[Dataset records]

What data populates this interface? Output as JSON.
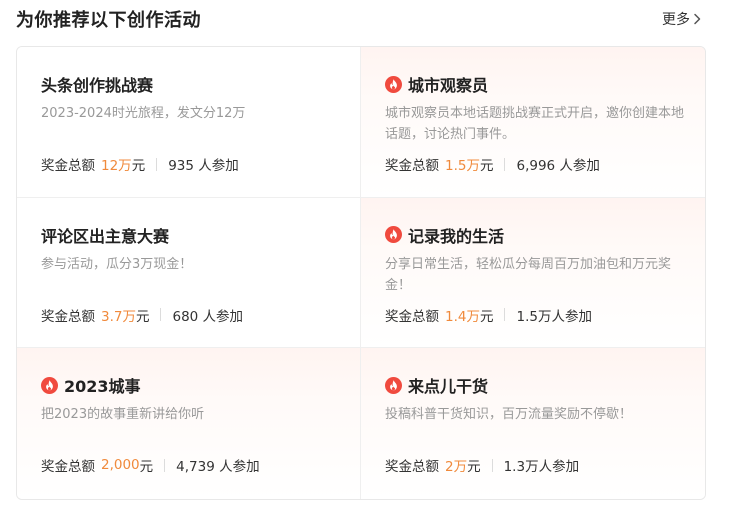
{
  "section": {
    "title": "为你推荐以下创作活动",
    "more_label": "更多"
  },
  "colors": {
    "accent": "#f08a3c",
    "fire": "#f04a3e",
    "hot_bg": "#fff4f1"
  },
  "activities": [
    {
      "title": "头条创作挑战赛",
      "hot": false,
      "description": "2023-2024时光旅程，发文分12万",
      "prize_label": "奖金总额",
      "prize_amount": "12万",
      "prize_unit": "元",
      "participants": "935 人参加"
    },
    {
      "title": "城市观察员",
      "hot": true,
      "icon": "fire-icon",
      "description": "城市观察员本地话题挑战赛正式开启，邀你创建本地话题，讨论热门事件。",
      "prize_label": "奖金总额",
      "prize_amount": "1.5万",
      "prize_unit": "元",
      "participants": "6,996 人参加"
    },
    {
      "title": "评论区出主意大赛",
      "hot": false,
      "description": "参与活动，瓜分3万现金！",
      "prize_label": "奖金总额",
      "prize_amount": "3.7万",
      "prize_unit": "元",
      "participants": "680 人参加"
    },
    {
      "title": "记录我的生活",
      "hot": true,
      "icon": "fire-icon",
      "description": "分享日常生活，轻松瓜分每周百万加油包和万元奖金！",
      "prize_label": "奖金总额",
      "prize_amount": "1.4万",
      "prize_unit": "元",
      "participants": "1.5万人参加"
    },
    {
      "title": "2023城事",
      "hot": true,
      "icon": "fire-icon",
      "description": "把2023的故事重新讲给你听",
      "prize_label": "奖金总额",
      "prize_amount": "2,000",
      "prize_unit": " 元",
      "participants": "4,739 人参加"
    },
    {
      "title": "来点儿干货",
      "hot": true,
      "icon": "fire-icon",
      "description": "投稿科普干货知识，百万流量奖励不停歇！",
      "prize_label": "奖金总额",
      "prize_amount": "2万",
      "prize_unit": "元",
      "participants": "1.3万人参加"
    }
  ]
}
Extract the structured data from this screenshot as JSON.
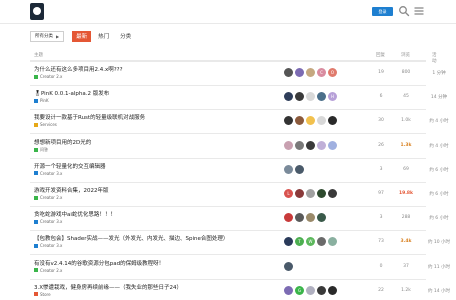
{
  "header": {
    "login_label": "登录",
    "login_color": "#1e7fd0",
    "search_icon": "search-icon",
    "menu_icon": "hamburger-icon"
  },
  "nav": {
    "category_select": "所有分类",
    "tabs": [
      {
        "label": "最新",
        "active": true
      },
      {
        "label": "热门",
        "active": false
      },
      {
        "label": "分类",
        "active": false
      }
    ],
    "accent": "#e45735"
  },
  "table": {
    "headers": {
      "topic": "主题",
      "replies": "回复",
      "views": "浏览",
      "activity": "活动"
    },
    "rows": [
      {
        "title": "为什么还有这么多项目用2.4.x啊???",
        "category": "Creator 2.x",
        "cat_color": "#3ab54a",
        "replies": "19",
        "views": "800",
        "views_style": "",
        "activity": "1 分钟",
        "avatars": [
          {
            "letter": "",
            "color": "#555555"
          },
          {
            "letter": "",
            "color": "#7c6bb3"
          },
          {
            "letter": "",
            "color": "#c5a880"
          },
          {
            "letter": "C",
            "color": "#d98ca0"
          },
          {
            "letter": "O",
            "color": "#e07a6c"
          }
        ]
      },
      {
        "title": "🎖PinK 0.0.1-alpha.2 版发布",
        "category": "PinK",
        "cat_color": "#1e7fd0",
        "replies": "6",
        "views": "45",
        "views_style": "",
        "activity": "14 分钟",
        "avatars": [
          {
            "letter": "",
            "color": "#2f3e5a"
          },
          {
            "letter": "",
            "color": "#3b3b3b"
          },
          {
            "letter": "",
            "color": "#d9d9d9"
          },
          {
            "letter": "",
            "color": "#4b6f8a"
          },
          {
            "letter": "H",
            "color": "#b7a0d8"
          }
        ]
      },
      {
        "title": "我要设计一款基于Rust的轻量级联机对战服务",
        "category": "Services",
        "cat_color": "#e6a817",
        "replies": "30",
        "views": "1.0k",
        "views_style": "",
        "activity": "约 4 小时",
        "avatars": [
          {
            "letter": "",
            "color": "#333333"
          },
          {
            "letter": "",
            "color": "#8b5a3c"
          },
          {
            "letter": "",
            "color": "#f2c14e"
          },
          {
            "letter": "",
            "color": "#d8d8d8"
          },
          {
            "letter": "",
            "color": "#2a2a2a"
          }
        ]
      },
      {
        "title": "想想新项目用的2D光的",
        "category": "问答",
        "cat_color": "#3ab54a",
        "replies": "26",
        "views": "1.3k",
        "views_style": "warm",
        "activity": "约 4 小时",
        "avatars": [
          {
            "letter": "",
            "color": "#c8a0b0"
          },
          {
            "letter": "",
            "color": "#7a7a7a"
          },
          {
            "letter": "",
            "color": "#3a3a3a"
          },
          {
            "letter": "",
            "color": "#c0b0d8"
          },
          {
            "letter": "",
            "color": "#a0b0e0"
          }
        ]
      },
      {
        "title": "开源一个轻量化的交互编辑器",
        "category": "Creator 3.x",
        "cat_color": "#1e7fd0",
        "replies": "3",
        "views": "69",
        "views_style": "",
        "activity": "约 6 小时",
        "avatars": [
          {
            "letter": "",
            "color": "#7a8a9a"
          },
          {
            "letter": "",
            "color": "#4a5a6a"
          }
        ]
      },
      {
        "title": "游戏开发资料合集，2022年版",
        "category": "Creator 2.x",
        "cat_color": "#3ab54a",
        "replies": "97",
        "views": "19.8k",
        "views_style": "hot",
        "activity": "约 6 小时",
        "avatars": [
          {
            "letter": "L",
            "color": "#d9534f"
          },
          {
            "letter": "",
            "color": "#8a3a3a"
          },
          {
            "letter": "",
            "color": "#a0a0a0"
          },
          {
            "letter": "",
            "color": "#2e4a2e"
          },
          {
            "letter": "",
            "color": "#3a3a3a"
          }
        ]
      },
      {
        "title": "贪吃蛇游戏中ai蛇优化思路！！！",
        "category": "Creator 3.x",
        "cat_color": "#1e7fd0",
        "replies": "3",
        "views": "288",
        "views_style": "",
        "activity": "约 6 小时",
        "avatars": [
          {
            "letter": "",
            "color": "#c83a3a"
          },
          {
            "letter": "",
            "color": "#5a5a5a"
          },
          {
            "letter": "",
            "color": "#9a8a6a"
          },
          {
            "letter": "",
            "color": "#3a5a4a"
          }
        ]
      },
      {
        "title": "【包教包会】Shader实战——发光（外发光、内发光、描边、Spine合图处理）",
        "category": "Creator 3.x",
        "cat_color": "#1e7fd0",
        "replies": "73",
        "views": "3.4k",
        "views_style": "warm",
        "activity": "约 10 小时",
        "avatars": [
          {
            "letter": "",
            "color": "#2a3a5a"
          },
          {
            "letter": "T",
            "color": "#4caf50"
          },
          {
            "letter": "W",
            "color": "#5cb85c"
          },
          {
            "letter": "",
            "color": "#6a6a6a"
          },
          {
            "letter": "",
            "color": "#8ab0a0"
          }
        ]
      },
      {
        "title": "有没有v2.4.14的谷歌资源分包pad的保姆级教程呀！",
        "category": "Creator 2.x",
        "cat_color": "#3ab54a",
        "replies": "0",
        "views": "37",
        "views_style": "",
        "activity": "约 11 小时",
        "avatars": [
          {
            "letter": "",
            "color": "#4a5a6a"
          }
        ]
      },
      {
        "title": "3.X惨遭栽戏，健身房再续前缘——（我失业的那些日子24）",
        "category": "Store",
        "cat_color": "#e45735",
        "replies": "22",
        "views": "1.2k",
        "views_style": "",
        "activity": "约 14 小时",
        "avatars": [
          {
            "letter": "",
            "color": "#7c6bb3"
          },
          {
            "letter": "G",
            "color": "#3ab54a"
          },
          {
            "letter": "",
            "color": "#b0b0c0"
          },
          {
            "letter": "",
            "color": "#3a3a3a"
          },
          {
            "letter": "",
            "color": "#2a2a2a"
          }
        ]
      }
    ]
  }
}
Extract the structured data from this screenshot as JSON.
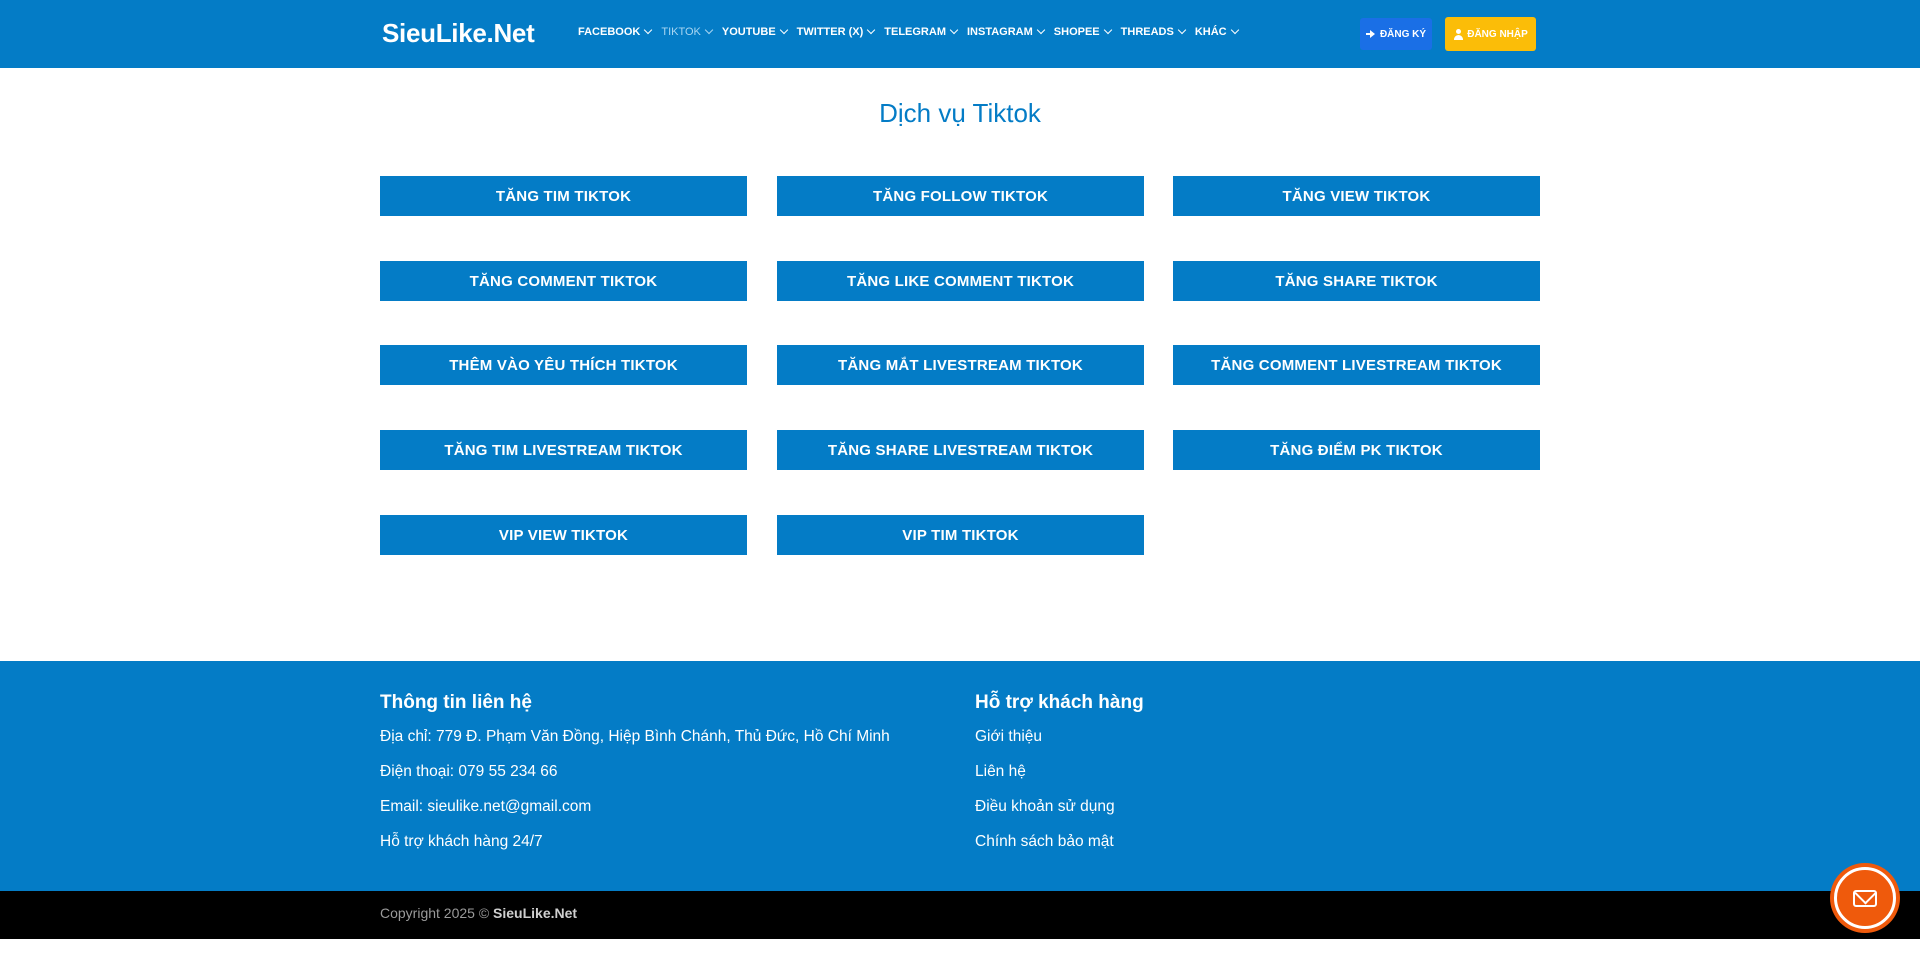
{
  "header": {
    "logo": "SieuLike.Net",
    "nav": [
      {
        "label": "FACEBOOK",
        "active": false
      },
      {
        "label": "TIKTOK",
        "active": true
      },
      {
        "label": "YOUTUBE",
        "active": false
      },
      {
        "label": "TWITTER (X)",
        "active": false
      },
      {
        "label": "TELEGRAM",
        "active": false
      },
      {
        "label": "INSTAGRAM",
        "active": false
      },
      {
        "label": "SHOPEE",
        "active": false
      },
      {
        "label": "THREADS",
        "active": false
      },
      {
        "label": "KHÁC",
        "active": false
      }
    ],
    "register_label": "ĐĂNG KÝ",
    "login_label": "ĐĂNG NHẬP"
  },
  "main": {
    "title": "Dịch vụ Tiktok",
    "services": [
      "TĂNG TIM TIKTOK",
      "TĂNG FOLLOW TIKTOK",
      "TĂNG VIEW TIKTOK",
      "TĂNG COMMENT TIKTOK",
      "TĂNG LIKE COMMENT TIKTOK",
      "TĂNG SHARE TIKTOK",
      "THÊM VÀO YÊU THÍCH TIKTOK",
      "TĂNG MẮT LIVESTREAM TIKTOK",
      "TĂNG COMMENT LIVESTREAM TIKTOK",
      "TĂNG TIM LIVESTREAM TIKTOK",
      "TĂNG SHARE LIVESTREAM TIKTOK",
      "TĂNG ĐIỂM PK TIKTOK",
      "VIP VIEW TIKTOK",
      "VIP TIM TIKTOK"
    ]
  },
  "footer": {
    "contact_title": "Thông tin liên hệ",
    "contact_lines": [
      "Địa chỉ: 779 Đ. Phạm Văn Đồng, Hiệp Bình Chánh, Thủ Đức, Hồ Chí Minh",
      "Điện thoại: 079 55 234 66",
      "Email: sieulike.net@gmail.com",
      "Hỗ trợ khách hàng 24/7"
    ],
    "support_title": "Hỗ trợ khách hàng",
    "support_links": [
      "Giới thiệu",
      "Liên hệ",
      "Điều khoản sử dụng",
      "Chính sách bảo mật"
    ],
    "copyright_prefix": "Copyright 2025 ©",
    "copyright_brand": "SieuLike.Net"
  },
  "colors": {
    "brand_blue": "#047cc6",
    "register_blue": "#1a6fe6",
    "login_yellow": "#fbbd08",
    "chat_orange": "#ef5a0c",
    "bottom_bar": "#000000"
  },
  "icons": {
    "register": "sign-in-icon",
    "login": "user-icon",
    "nav_dropdown": "chevron-down-icon",
    "chat": "mail-icon"
  }
}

§ **What is being asked**
Identify which lines contain the word "LIVESTREAM" and copy each one.

§ **Reply**
      "TĂNG MẮT LIVESTREAM TIKTOK",
      "TĂNG COMMENT LIVESTREAM TIKTOK",
      "TĂNG TIM LIVESTREAM TIKTOK",
      "TĂNG SHARE LIVESTREAM TIKTOK",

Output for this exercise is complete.